▶ [Saved data entries]
★ ★ ★

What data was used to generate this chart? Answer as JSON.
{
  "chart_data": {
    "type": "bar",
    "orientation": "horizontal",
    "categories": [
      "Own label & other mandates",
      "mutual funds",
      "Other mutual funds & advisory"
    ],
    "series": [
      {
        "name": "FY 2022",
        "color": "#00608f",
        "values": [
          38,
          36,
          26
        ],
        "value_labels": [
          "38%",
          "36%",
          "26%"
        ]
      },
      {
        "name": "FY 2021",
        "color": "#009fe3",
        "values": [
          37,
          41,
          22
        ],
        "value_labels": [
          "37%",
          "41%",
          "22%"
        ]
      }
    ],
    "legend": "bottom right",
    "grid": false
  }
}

★ ★ ★

▶ [The request] Send back all of the entries exactly, with nothing missing.

▶ [Finished exercise]
What data was used to generate this chart? Answer as JSON.
{
  "chart_data": {
    "type": "bar",
    "orientation": "horizontal",
    "categories": [
      "Own label & other mandates",
      "mutual funds",
      "Other mutual funds & advisory"
    ],
    "series": [
      {
        "name": "FY 2022",
        "color": "#00608f",
        "values": [
          38,
          36,
          26
        ],
        "value_labels": [
          "38%",
          "36%",
          "26%"
        ]
      },
      {
        "name": "FY 2021",
        "color": "#009fe3",
        "values": [
          37,
          41,
          22
        ],
        "value_labels": [
          "37%",
          "41%",
          "22%"
        ]
      }
    ],
    "legend": "bottom right",
    "grid": false
  }
}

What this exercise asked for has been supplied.